- _Set task_
Repeat the material exactly as it appears.

- _Supplied material_
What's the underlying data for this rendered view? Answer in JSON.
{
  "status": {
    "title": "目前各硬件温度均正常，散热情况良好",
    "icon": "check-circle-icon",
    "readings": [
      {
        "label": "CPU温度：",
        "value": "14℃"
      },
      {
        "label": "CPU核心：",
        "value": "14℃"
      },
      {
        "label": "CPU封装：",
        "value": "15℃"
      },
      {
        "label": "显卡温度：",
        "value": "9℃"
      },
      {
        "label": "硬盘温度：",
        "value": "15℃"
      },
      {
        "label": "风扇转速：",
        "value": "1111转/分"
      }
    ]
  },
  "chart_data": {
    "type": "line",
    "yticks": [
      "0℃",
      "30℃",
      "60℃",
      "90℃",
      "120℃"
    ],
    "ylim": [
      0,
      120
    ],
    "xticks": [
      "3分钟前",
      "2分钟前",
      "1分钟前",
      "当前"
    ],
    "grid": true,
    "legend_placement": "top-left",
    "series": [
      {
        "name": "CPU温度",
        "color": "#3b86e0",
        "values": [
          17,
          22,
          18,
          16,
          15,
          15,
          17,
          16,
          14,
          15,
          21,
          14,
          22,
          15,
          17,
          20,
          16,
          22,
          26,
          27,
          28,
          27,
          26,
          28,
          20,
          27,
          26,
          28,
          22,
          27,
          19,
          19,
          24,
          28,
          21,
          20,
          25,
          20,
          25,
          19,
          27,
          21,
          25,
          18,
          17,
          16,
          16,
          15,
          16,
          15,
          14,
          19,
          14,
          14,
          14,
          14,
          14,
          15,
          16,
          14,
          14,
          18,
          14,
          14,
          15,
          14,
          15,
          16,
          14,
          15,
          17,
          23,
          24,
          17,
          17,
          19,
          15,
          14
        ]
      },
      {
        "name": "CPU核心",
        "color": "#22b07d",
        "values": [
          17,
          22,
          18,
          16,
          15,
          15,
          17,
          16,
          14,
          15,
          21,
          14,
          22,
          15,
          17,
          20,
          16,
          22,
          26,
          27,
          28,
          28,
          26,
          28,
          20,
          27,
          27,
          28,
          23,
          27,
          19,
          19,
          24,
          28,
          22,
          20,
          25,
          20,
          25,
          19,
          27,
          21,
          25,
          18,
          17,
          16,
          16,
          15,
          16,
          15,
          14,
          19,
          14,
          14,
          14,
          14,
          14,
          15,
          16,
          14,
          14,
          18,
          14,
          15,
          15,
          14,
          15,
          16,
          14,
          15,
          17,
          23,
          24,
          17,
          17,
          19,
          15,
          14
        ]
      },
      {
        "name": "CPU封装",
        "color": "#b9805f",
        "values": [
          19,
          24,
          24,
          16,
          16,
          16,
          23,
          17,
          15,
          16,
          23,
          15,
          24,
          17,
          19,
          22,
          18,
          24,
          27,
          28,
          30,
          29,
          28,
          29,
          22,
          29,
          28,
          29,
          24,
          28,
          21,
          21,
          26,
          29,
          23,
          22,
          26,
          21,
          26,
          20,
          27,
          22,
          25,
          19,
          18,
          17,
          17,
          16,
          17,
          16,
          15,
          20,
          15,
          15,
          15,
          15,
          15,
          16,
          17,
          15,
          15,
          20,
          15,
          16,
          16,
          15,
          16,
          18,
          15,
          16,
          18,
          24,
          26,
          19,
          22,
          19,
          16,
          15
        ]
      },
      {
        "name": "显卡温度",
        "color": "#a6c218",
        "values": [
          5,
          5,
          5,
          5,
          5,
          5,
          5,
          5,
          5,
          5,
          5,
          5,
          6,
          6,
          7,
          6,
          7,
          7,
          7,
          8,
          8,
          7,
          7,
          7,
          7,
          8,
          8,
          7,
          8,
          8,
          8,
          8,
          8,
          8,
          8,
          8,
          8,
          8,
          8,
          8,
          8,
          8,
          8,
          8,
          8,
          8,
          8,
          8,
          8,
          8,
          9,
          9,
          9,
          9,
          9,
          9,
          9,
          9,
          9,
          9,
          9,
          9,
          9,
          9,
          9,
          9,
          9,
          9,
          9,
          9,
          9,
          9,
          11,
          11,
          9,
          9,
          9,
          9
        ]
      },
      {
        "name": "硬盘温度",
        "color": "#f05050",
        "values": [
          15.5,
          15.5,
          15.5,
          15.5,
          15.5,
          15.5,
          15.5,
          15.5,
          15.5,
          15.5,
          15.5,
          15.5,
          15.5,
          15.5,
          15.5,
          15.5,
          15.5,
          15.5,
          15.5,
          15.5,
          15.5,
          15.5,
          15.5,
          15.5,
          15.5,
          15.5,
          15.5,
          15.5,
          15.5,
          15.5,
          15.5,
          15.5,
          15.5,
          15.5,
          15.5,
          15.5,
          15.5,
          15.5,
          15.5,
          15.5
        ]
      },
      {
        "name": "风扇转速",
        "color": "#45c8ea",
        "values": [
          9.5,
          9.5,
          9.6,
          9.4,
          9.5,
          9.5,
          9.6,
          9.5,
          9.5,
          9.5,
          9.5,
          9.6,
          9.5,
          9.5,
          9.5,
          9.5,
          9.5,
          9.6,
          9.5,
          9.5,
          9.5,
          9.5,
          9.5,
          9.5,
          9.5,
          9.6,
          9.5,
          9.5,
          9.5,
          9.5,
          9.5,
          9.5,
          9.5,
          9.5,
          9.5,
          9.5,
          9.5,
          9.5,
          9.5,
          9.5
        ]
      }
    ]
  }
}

- _Answer to the exercise_
What's the underlying data for this rendered view? Answer in JSON.
{
  "status": {
    "title": "目前各硬件温度均正常，散热情况良好",
    "icon": "check-circle-icon",
    "readings": [
      {
        "label": "CPU温度：",
        "value": "14℃"
      },
      {
        "label": "CPU核心：",
        "value": "14℃"
      },
      {
        "label": "CPU封装：",
        "value": "15℃"
      },
      {
        "label": "显卡温度：",
        "value": "9℃"
      },
      {
        "label": "硬盘温度：",
        "value": "15℃"
      },
      {
        "label": "风扇转速：",
        "value": "1111转/分"
      }
    ]
  },
  "chart_data": {
    "type": "line",
    "yticks": [
      "0℃",
      "30℃",
      "60℃",
      "90℃",
      "120℃"
    ],
    "ylim": [
      0,
      120
    ],
    "xticks": [
      "3分钟前",
      "2分钟前",
      "1分钟前",
      "当前"
    ],
    "grid": true,
    "legend_placement": "top-left",
    "series": [
      {
        "name": "CPU温度",
        "color": "#3b86e0",
        "values": [
          17,
          22,
          18,
          16,
          15,
          15,
          17,
          16,
          14,
          15,
          21,
          14,
          22,
          15,
          17,
          20,
          16,
          22,
          26,
          27,
          28,
          27,
          26,
          28,
          20,
          27,
          26,
          28,
          22,
          27,
          19,
          19,
          24,
          28,
          21,
          20,
          25,
          20,
          25,
          19,
          27,
          21,
          25,
          18,
          17,
          16,
          16,
          15,
          16,
          15,
          14,
          19,
          14,
          14,
          14,
          14,
          14,
          15,
          16,
          14,
          14,
          18,
          14,
          14,
          15,
          14,
          15,
          16,
          14,
          15,
          17,
          23,
          24,
          17,
          17,
          19,
          15,
          14
        ]
      },
      {
        "name": "CPU核心",
        "color": "#22b07d",
        "values": [
          17,
          22,
          18,
          16,
          15,
          15,
          17,
          16,
          14,
          15,
          21,
          14,
          22,
          15,
          17,
          20,
          16,
          22,
          26,
          27,
          28,
          28,
          26,
          28,
          20,
          27,
          27,
          28,
          23,
          27,
          19,
          19,
          24,
          28,
          22,
          20,
          25,
          20,
          25,
          19,
          27,
          21,
          25,
          18,
          17,
          16,
          16,
          15,
          16,
          15,
          14,
          19,
          14,
          14,
          14,
          14,
          14,
          15,
          16,
          14,
          14,
          18,
          14,
          15,
          15,
          14,
          15,
          16,
          14,
          15,
          17,
          23,
          24,
          17,
          17,
          19,
          15,
          14
        ]
      },
      {
        "name": "CPU封装",
        "color": "#b9805f",
        "values": [
          19,
          24,
          24,
          16,
          16,
          16,
          23,
          17,
          15,
          16,
          23,
          15,
          24,
          17,
          19,
          22,
          18,
          24,
          27,
          28,
          30,
          29,
          28,
          29,
          22,
          29,
          28,
          29,
          24,
          28,
          21,
          21,
          26,
          29,
          23,
          22,
          26,
          21,
          26,
          20,
          27,
          22,
          25,
          19,
          18,
          17,
          17,
          16,
          17,
          16,
          15,
          20,
          15,
          15,
          15,
          15,
          15,
          16,
          17,
          15,
          15,
          20,
          15,
          16,
          16,
          15,
          16,
          18,
          15,
          16,
          18,
          24,
          26,
          19,
          22,
          19,
          16,
          15
        ]
      },
      {
        "name": "显卡温度",
        "color": "#a6c218",
        "values": [
          5,
          5,
          5,
          5,
          5,
          5,
          5,
          5,
          5,
          5,
          5,
          5,
          6,
          6,
          7,
          6,
          7,
          7,
          7,
          8,
          8,
          7,
          7,
          7,
          7,
          8,
          8,
          7,
          8,
          8,
          8,
          8,
          8,
          8,
          8,
          8,
          8,
          8,
          8,
          8,
          8,
          8,
          8,
          8,
          8,
          8,
          8,
          8,
          8,
          8,
          9,
          9,
          9,
          9,
          9,
          9,
          9,
          9,
          9,
          9,
          9,
          9,
          9,
          9,
          9,
          9,
          9,
          9,
          9,
          9,
          9,
          9,
          11,
          11,
          9,
          9,
          9,
          9
        ]
      },
      {
        "name": "硬盘温度",
        "color": "#f05050",
        "values": [
          15.5,
          15.5,
          15.5,
          15.5,
          15.5,
          15.5,
          15.5,
          15.5,
          15.5,
          15.5,
          15.5,
          15.5,
          15.5,
          15.5,
          15.5,
          15.5,
          15.5,
          15.5,
          15.5,
          15.5,
          15.5,
          15.5,
          15.5,
          15.5,
          15.5,
          15.5,
          15.5,
          15.5,
          15.5,
          15.5,
          15.5,
          15.5,
          15.5,
          15.5,
          15.5,
          15.5,
          15.5,
          15.5,
          15.5,
          15.5
        ]
      },
      {
        "name": "风扇转速",
        "color": "#45c8ea",
        "values": [
          9.5,
          9.5,
          9.6,
          9.4,
          9.5,
          9.5,
          9.6,
          9.5,
          9.5,
          9.5,
          9.5,
          9.6,
          9.5,
          9.5,
          9.5,
          9.5,
          9.5,
          9.6,
          9.5,
          9.5,
          9.5,
          9.5,
          9.5,
          9.5,
          9.5,
          9.6,
          9.5,
          9.5,
          9.5,
          9.5,
          9.5,
          9.5,
          9.5,
          9.5,
          9.5,
          9.5,
          9.5,
          9.5,
          9.5,
          9.5
        ]
      }
    ]
  }
}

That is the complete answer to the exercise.